**WHAT YOU SHOULD DO:** The records below are to be quoted in full; please keep every word exact.

**AVAILABLE RECORDS:**
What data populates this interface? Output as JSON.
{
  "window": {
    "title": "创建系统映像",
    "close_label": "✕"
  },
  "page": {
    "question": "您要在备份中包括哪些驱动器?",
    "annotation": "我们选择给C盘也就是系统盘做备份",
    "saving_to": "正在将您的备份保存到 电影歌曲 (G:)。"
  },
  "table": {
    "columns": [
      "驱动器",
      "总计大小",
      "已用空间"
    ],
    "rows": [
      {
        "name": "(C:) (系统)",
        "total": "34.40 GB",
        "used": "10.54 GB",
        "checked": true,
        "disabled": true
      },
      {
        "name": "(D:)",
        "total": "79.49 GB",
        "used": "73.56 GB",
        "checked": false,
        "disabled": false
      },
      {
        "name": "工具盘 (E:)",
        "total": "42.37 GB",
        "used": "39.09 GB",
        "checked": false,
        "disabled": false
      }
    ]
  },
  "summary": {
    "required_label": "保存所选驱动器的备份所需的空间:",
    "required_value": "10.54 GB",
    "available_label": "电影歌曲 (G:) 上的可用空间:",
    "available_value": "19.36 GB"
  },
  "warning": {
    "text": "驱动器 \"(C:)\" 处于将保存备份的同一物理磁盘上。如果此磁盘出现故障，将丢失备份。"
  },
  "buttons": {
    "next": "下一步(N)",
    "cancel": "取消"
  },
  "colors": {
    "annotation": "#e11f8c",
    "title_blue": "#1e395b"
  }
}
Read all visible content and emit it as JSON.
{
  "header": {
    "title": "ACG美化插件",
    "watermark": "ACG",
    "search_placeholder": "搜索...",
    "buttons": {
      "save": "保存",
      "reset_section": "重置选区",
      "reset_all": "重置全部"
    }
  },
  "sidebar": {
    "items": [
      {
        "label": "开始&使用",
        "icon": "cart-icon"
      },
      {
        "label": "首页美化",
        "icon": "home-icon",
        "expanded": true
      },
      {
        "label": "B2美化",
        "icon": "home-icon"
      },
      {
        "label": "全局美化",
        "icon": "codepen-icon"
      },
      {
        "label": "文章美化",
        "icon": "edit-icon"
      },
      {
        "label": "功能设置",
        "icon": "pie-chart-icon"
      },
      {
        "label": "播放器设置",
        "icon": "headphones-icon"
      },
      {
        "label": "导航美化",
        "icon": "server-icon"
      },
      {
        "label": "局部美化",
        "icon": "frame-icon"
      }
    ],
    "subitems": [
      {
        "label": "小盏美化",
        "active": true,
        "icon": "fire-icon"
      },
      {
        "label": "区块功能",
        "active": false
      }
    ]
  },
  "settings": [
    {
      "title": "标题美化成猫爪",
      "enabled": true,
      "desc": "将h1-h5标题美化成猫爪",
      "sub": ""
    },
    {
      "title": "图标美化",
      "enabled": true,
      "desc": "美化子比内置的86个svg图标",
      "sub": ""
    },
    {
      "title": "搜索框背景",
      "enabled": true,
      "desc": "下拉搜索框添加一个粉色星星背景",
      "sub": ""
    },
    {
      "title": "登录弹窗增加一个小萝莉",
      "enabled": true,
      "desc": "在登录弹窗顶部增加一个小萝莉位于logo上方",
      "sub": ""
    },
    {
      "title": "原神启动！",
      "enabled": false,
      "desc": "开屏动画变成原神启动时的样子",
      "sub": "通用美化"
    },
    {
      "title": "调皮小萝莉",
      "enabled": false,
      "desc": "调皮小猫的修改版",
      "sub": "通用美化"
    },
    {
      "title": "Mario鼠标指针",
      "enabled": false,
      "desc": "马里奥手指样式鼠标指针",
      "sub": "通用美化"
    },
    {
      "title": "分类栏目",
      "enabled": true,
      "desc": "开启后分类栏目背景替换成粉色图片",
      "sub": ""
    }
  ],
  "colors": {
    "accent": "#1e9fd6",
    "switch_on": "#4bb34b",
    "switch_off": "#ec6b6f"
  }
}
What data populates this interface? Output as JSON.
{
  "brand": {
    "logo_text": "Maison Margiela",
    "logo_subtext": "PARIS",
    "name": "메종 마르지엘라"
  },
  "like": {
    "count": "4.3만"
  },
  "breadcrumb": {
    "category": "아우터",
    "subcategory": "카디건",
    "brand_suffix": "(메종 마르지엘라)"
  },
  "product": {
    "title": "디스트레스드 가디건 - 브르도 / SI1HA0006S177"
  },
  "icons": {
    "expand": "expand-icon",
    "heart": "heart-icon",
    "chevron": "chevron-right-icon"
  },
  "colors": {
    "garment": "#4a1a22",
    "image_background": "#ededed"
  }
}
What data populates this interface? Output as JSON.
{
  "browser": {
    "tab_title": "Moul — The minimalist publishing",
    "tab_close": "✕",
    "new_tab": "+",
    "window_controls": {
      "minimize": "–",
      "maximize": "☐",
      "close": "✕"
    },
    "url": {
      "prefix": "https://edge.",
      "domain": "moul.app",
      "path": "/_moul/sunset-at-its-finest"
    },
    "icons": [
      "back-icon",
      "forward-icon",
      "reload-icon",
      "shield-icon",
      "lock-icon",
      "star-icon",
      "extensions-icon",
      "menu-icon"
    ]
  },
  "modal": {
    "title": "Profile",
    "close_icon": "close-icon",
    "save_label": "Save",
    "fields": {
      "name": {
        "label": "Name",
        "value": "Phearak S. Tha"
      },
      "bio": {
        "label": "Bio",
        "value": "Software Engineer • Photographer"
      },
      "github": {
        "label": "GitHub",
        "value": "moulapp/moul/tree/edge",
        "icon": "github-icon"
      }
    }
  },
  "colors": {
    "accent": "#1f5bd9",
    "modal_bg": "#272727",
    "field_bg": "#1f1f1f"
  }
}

**THE REPLY:**
What data populates this interface? Output as JSON.
{
  "window": {
    "title": "创建系统映像",
    "close_label": "✕"
  },
  "page": {
    "question": "您要在备份中包括哪些驱动器?",
    "annotation": "我们选择给C盘也就是系统盘做备份",
    "saving_to": "正在将您的备份保存到 电影歌曲 (G:)。"
  },
  "table": {
    "columns": [
      "驱动器",
      "总计大小",
      "已用空间"
    ],
    "rows": [
      {
        "name": "(C:) (系统)",
        "total": "34.40 GB",
        "used": "10.54 GB",
        "checked": true,
        "disabled": true
      },
      {
        "name": "(D:)",
        "total": "79.49 GB",
        "used": "73.56 GB",
        "checked": false,
        "disabled": false
      },
      {
        "name": "工具盘 (E:)",
        "total": "42.37 GB",
        "used": "39.09 GB",
        "checked": false,
        "disabled": false
      }
    ]
  },
  "summary": {
    "required_label": "保存所选驱动器的备份所需的空间:",
    "required_value": "10.54 GB",
    "available_label": "电影歌曲 (G:) 上的可用空间:",
    "available_value": "19.36 GB"
  },
  "warning": {
    "text": "驱动器 \"(C:)\" 处于将保存备份的同一物理磁盘上。如果此磁盘出现故障，将丢失备份。"
  },
  "buttons": {
    "next": "下一步(N)",
    "cancel": "取消"
  },
  "colors": {
    "annotation": "#e11f8c",
    "title_blue": "#1e395b"
  }
}
Read all visible content and emit it as JSON.
{
  "header": {
    "title": "ACG美化插件",
    "watermark": "ACG",
    "search_placeholder": "搜索...",
    "buttons": {
      "save": "保存",
      "reset_section": "重置选区",
      "reset_all": "重置全部"
    }
  },
  "sidebar": {
    "items": [
      {
        "label": "开始&使用",
        "icon": "cart-icon"
      },
      {
        "label": "首页美化",
        "icon": "home-icon",
        "expanded": true
      },
      {
        "label": "B2美化",
        "icon": "home-icon"
      },
      {
        "label": "全局美化",
        "icon": "codepen-icon"
      },
      {
        "label": "文章美化",
        "icon": "edit-icon"
      },
      {
        "label": "功能设置",
        "icon": "pie-chart-icon"
      },
      {
        "label": "播放器设置",
        "icon": "headphones-icon"
      },
      {
        "label": "导航美化",
        "icon": "server-icon"
      },
      {
        "label": "局部美化",
        "icon": "frame-icon"
      }
    ],
    "subitems": [
      {
        "label": "小盏美化",
        "active": true,
        "icon": "fire-icon"
      },
      {
        "label": "区块功能",
        "active": false
      }
    ]
  },
  "settings": [
    {
      "title": "标题美化成猫爪",
      "enabled": true,
      "desc": "将h1-h5标题美化成猫爪",
      "sub": ""
    },
    {
      "title": "图标美化",
      "enabled": true,
      "desc": "美化子比内置的86个svg图标",
      "sub": ""
    },
    {
      "title": "搜索框背景",
      "enabled": true,
      "desc": "下拉搜索框添加一个粉色星星背景",
      "sub": ""
    },
    {
      "title": "登录弹窗增加一个小萝莉",
      "enabled": true,
      "desc": "在登录弹窗顶部增加一个小萝莉位于logo上方",
      "sub": ""
    },
    {
      "title": "原神启动！",
      "enabled": false,
      "desc": "开屏动画变成原神启动时的样子",
      "sub": "通用美化"
    },
    {
      "title": "调皮小萝莉",
      "enabled": false,
      "desc": "调皮小猫的修改版",
      "sub": "通用美化"
    },
    {
      "title": "Mario鼠标指针",
      "enabled": false,
      "desc": "马里奥手指样式鼠标指针",
      "sub": "通用美化"
    },
    {
      "title": "分类栏目",
      "enabled": true,
      "desc": "开启后分类栏目背景替换成粉色图片",
      "sub": ""
    }
  ],
  "colors": {
    "accent": "#1e9fd6",
    "switch_on": "#4bb34b",
    "switch_off": "#ec6b6f"
  }
}
What data populates this interface? Output as JSON.
{
  "brand": {
    "logo_text": "Maison Margiela",
    "logo_subtext": "PARIS",
    "name": "메종 마르지엘라"
  },
  "like": {
    "count": "4.3만"
  },
  "breadcrumb": {
    "category": "아우터",
    "subcategory": "카디건",
    "brand_suffix": "(메종 마르지엘라)"
  },
  "product": {
    "title": "디스트레스드 가디건 - 브르도 / SI1HA0006S177"
  },
  "icons": {
    "expand": "expand-icon",
    "heart": "heart-icon",
    "chevron": "chevron-right-icon"
  },
  "colors": {
    "garment": "#4a1a22",
    "image_background": "#ededed"
  }
}
What data populates this interface? Output as JSON.
{
  "browser": {
    "tab_title": "Moul — The minimalist publishing",
    "tab_close": "✕",
    "new_tab": "+",
    "window_controls": {
      "minimize": "–",
      "maximize": "☐",
      "close": "✕"
    },
    "url": {
      "prefix": "https://edge.",
      "domain": "moul.app",
      "path": "/_moul/sunset-at-its-finest"
    },
    "icons": [
      "back-icon",
      "forward-icon",
      "reload-icon",
      "shield-icon",
      "lock-icon",
      "star-icon",
      "extensions-icon",
      "menu-icon"
    ]
  },
  "modal": {
    "title": "Profile",
    "close_icon": "close-icon",
    "save_label": "Save",
    "fields": {
      "name": {
        "label": "Name",
        "value": "Phearak S. Tha"
      },
      "bio": {
        "label": "Bio",
        "value": "Software Engineer • Photographer"
      },
      "github": {
        "label": "GitHub",
        "value": "moulapp/moul/tree/edge",
        "icon": "github-icon"
      }
    }
  },
  "colors": {
    "accent": "#1f5bd9",
    "modal_bg": "#272727",
    "field_bg": "#1f1f1f"
  }
}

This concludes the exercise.